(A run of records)
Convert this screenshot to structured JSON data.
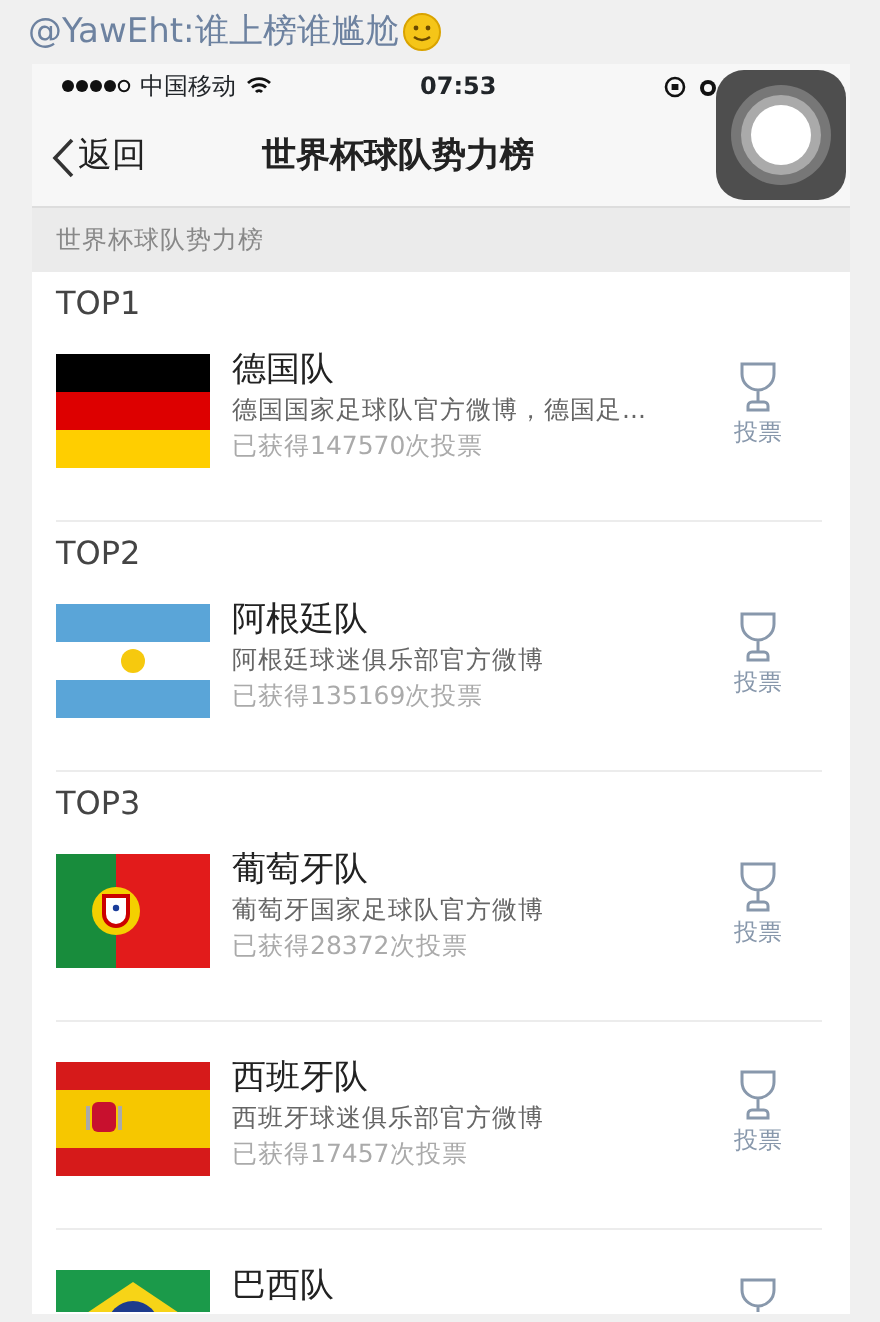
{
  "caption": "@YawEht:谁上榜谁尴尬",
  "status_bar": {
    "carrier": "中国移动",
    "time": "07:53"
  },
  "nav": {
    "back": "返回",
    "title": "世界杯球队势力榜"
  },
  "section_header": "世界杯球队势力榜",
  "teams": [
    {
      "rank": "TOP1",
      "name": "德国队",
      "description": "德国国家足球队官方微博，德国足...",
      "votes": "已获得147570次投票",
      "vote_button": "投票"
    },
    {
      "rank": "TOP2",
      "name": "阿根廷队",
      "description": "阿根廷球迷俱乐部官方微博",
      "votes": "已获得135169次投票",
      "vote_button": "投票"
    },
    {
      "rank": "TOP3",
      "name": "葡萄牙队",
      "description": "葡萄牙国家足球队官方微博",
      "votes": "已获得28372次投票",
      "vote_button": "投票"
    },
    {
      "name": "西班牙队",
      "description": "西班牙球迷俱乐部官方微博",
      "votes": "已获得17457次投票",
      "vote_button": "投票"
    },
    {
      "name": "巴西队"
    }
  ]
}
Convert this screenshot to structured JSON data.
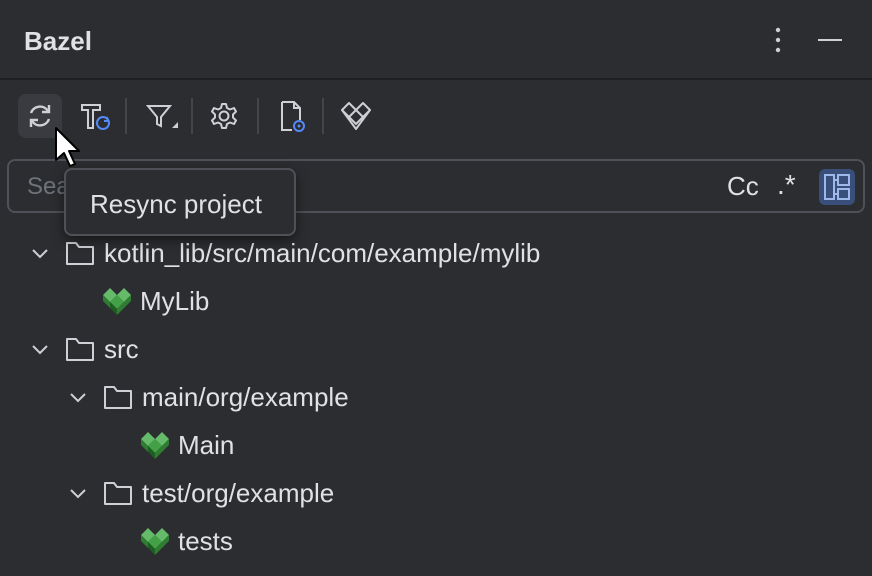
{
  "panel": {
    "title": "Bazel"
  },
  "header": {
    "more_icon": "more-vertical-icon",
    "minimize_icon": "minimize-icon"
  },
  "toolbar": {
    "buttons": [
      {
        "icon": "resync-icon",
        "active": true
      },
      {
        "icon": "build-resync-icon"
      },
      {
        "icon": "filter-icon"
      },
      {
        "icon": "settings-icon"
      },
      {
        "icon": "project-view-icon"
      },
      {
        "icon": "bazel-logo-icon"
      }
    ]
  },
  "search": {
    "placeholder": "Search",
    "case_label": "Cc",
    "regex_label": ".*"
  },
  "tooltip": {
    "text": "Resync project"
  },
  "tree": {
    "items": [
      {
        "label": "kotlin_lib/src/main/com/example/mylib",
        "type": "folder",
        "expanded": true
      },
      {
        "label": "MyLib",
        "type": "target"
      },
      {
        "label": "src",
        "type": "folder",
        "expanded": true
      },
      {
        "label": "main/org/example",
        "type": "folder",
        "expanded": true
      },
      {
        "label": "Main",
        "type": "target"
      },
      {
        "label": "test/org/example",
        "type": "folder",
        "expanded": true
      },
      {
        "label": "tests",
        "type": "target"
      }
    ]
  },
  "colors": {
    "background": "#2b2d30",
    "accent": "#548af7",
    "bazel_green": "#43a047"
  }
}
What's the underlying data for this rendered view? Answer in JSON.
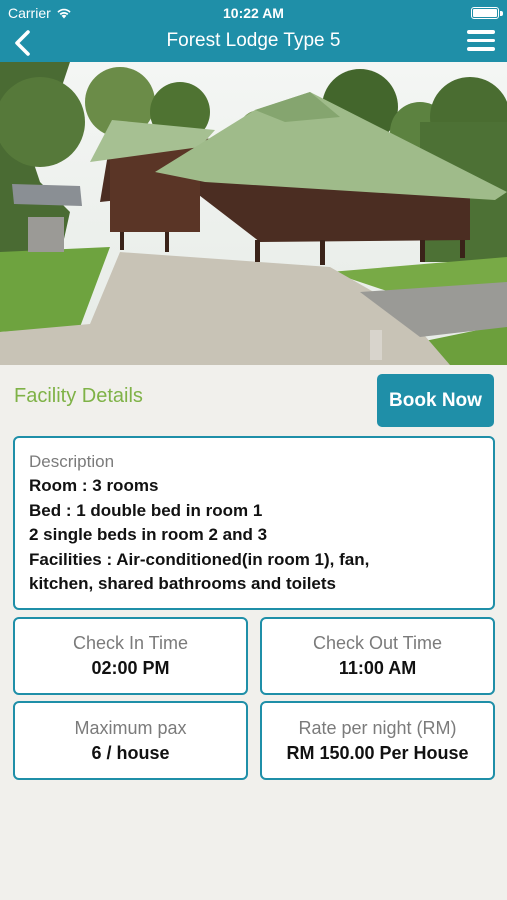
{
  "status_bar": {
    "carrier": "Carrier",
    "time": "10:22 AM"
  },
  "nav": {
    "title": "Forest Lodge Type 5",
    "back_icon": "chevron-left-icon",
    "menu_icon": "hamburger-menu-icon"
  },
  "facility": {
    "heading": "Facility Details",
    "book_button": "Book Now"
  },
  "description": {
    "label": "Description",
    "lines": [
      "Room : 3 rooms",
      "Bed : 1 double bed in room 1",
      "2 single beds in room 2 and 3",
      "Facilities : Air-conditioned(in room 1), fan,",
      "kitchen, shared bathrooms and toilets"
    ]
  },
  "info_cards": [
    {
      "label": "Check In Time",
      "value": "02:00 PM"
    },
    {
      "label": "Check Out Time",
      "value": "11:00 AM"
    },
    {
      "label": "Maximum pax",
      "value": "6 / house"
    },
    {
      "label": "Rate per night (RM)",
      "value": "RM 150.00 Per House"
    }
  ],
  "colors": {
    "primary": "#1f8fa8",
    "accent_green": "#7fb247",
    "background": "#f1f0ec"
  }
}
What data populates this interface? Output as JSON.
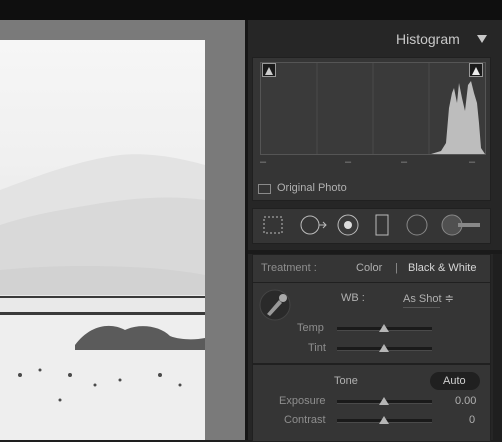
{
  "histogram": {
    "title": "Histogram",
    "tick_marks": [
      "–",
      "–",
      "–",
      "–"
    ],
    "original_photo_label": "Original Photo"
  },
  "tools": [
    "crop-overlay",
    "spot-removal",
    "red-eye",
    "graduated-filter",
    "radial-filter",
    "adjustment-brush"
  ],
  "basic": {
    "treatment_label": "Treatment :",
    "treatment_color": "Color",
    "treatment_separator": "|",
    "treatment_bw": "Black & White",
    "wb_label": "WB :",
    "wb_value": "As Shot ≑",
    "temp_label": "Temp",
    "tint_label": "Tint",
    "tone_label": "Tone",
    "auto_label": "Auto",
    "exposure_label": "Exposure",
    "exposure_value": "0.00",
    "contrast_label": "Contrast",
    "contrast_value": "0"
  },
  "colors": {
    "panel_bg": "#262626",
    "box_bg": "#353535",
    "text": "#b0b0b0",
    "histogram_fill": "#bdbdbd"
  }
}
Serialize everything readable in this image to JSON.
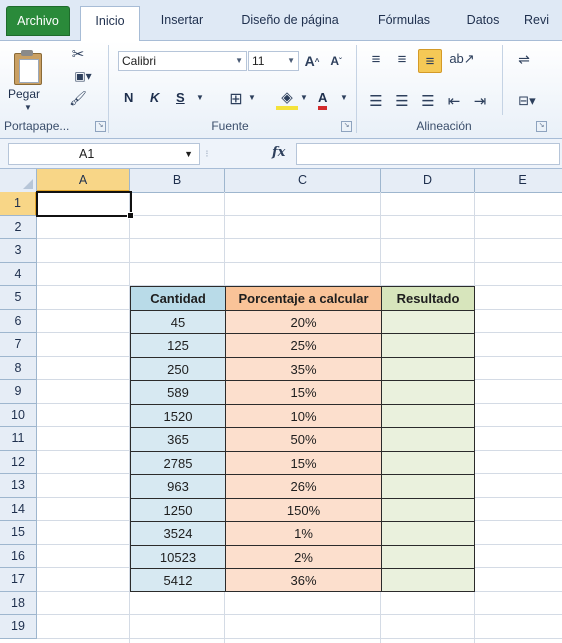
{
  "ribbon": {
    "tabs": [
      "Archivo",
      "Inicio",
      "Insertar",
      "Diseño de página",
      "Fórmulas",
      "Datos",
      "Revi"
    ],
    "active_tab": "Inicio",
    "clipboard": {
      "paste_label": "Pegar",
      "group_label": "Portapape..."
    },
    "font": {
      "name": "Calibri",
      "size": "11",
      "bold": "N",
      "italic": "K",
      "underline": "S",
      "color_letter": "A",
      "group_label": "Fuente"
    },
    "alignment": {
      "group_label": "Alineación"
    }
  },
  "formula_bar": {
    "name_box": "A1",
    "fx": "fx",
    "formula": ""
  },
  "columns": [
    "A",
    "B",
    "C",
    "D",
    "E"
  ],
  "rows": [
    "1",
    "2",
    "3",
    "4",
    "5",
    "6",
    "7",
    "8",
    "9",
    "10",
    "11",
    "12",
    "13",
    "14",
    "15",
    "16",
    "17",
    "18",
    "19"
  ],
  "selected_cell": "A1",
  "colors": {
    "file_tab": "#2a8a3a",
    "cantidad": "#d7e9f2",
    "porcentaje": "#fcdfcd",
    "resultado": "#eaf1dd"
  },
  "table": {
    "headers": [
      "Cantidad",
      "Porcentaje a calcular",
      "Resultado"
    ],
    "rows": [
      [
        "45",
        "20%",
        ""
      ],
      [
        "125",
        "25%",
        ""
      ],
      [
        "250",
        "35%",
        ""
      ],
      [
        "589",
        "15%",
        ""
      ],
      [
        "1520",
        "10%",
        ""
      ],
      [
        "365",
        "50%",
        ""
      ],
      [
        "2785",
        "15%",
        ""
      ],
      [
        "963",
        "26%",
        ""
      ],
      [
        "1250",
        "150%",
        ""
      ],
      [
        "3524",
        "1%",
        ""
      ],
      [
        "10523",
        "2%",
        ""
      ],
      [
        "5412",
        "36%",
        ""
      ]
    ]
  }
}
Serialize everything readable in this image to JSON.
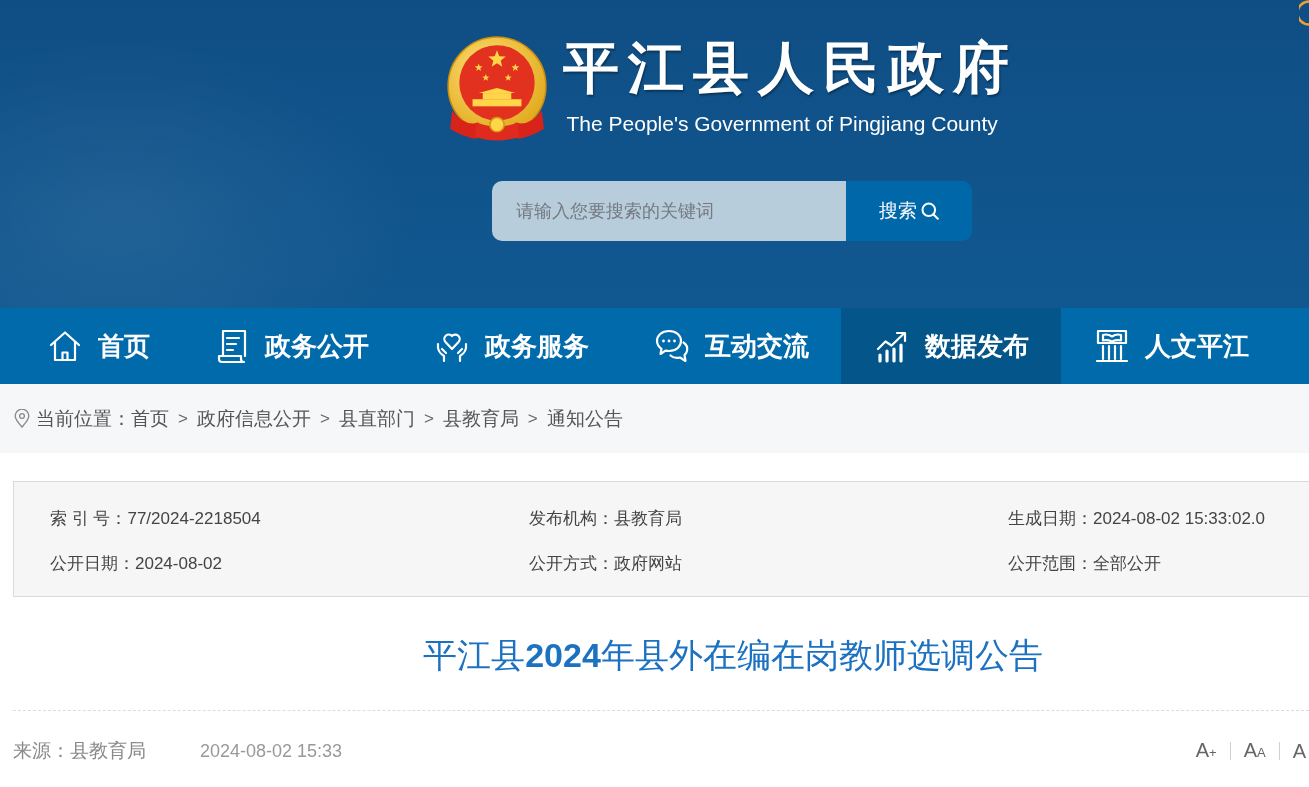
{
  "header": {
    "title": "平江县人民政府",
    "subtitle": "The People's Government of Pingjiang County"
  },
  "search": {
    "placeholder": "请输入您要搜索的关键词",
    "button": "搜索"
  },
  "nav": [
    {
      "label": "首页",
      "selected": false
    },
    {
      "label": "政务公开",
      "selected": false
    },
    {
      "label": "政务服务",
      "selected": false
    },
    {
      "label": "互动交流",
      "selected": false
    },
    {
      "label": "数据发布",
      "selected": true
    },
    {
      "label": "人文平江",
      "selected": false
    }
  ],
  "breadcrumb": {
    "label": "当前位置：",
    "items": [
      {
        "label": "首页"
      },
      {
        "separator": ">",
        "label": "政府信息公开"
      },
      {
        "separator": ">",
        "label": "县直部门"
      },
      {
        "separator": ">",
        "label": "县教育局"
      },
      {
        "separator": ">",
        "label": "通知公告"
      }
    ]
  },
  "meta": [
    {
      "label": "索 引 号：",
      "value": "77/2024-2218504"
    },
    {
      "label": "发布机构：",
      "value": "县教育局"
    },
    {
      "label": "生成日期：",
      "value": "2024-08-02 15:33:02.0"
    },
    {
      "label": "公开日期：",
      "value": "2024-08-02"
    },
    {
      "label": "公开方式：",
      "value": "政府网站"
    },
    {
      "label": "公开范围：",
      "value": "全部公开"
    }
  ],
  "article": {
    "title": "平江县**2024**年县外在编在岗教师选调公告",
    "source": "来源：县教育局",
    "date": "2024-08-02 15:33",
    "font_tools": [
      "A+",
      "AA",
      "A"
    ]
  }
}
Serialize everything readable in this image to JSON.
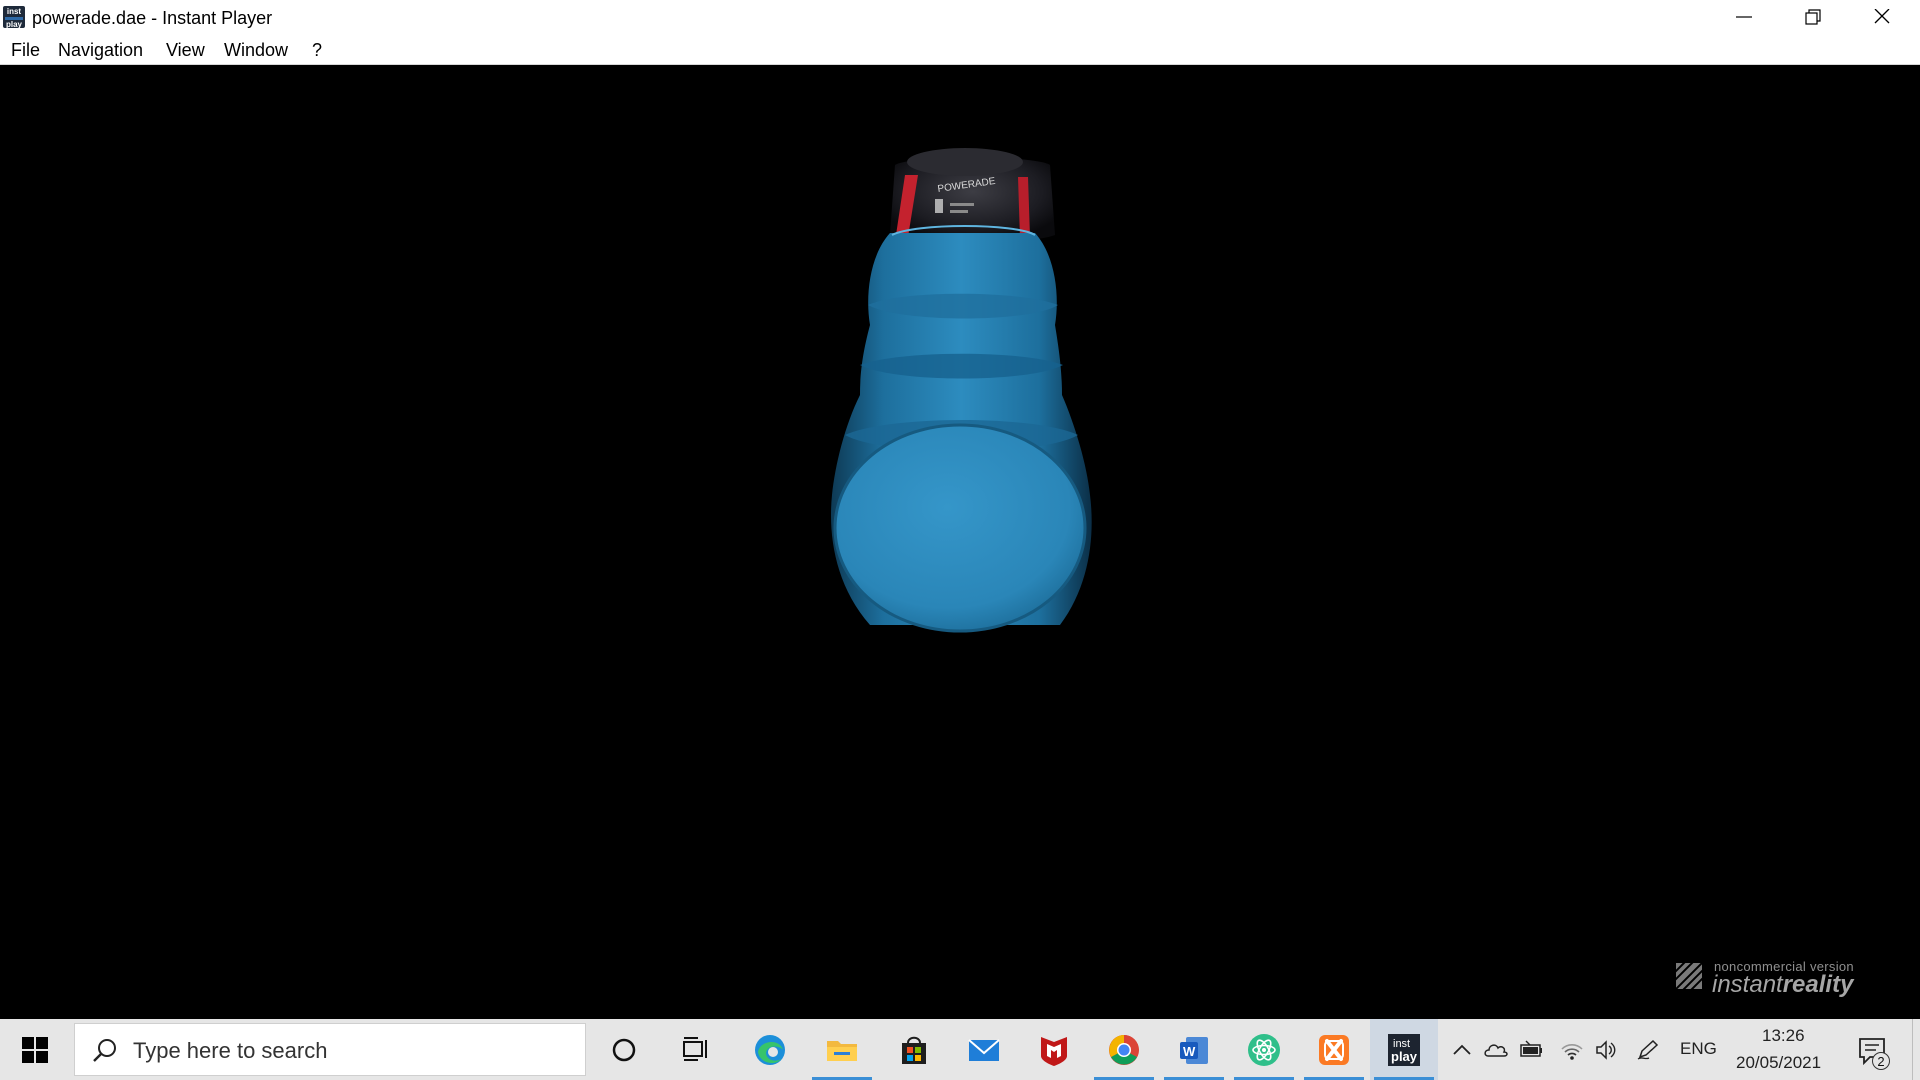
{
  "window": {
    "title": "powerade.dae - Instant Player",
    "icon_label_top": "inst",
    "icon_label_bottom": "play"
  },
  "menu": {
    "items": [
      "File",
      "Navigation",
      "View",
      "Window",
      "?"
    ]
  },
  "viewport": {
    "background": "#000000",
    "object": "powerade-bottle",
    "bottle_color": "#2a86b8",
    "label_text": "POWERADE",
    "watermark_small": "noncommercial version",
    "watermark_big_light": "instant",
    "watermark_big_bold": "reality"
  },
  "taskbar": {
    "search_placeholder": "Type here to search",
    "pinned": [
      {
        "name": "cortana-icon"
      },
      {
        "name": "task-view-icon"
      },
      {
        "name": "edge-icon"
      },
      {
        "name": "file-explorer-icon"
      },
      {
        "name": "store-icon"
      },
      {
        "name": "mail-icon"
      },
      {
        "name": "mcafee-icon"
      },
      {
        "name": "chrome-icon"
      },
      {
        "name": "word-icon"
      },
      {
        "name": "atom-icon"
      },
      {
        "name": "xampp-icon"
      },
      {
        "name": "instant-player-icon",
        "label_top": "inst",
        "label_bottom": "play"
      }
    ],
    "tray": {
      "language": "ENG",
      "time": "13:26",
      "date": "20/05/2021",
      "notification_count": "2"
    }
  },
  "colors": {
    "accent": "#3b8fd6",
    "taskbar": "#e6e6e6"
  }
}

• [WORK TO DO]
Look for the word "Check" and return every line where it occurs.

• [SOLVED EXERCISE]
      "label": "Check In Time",
      "label": "Check Out Time",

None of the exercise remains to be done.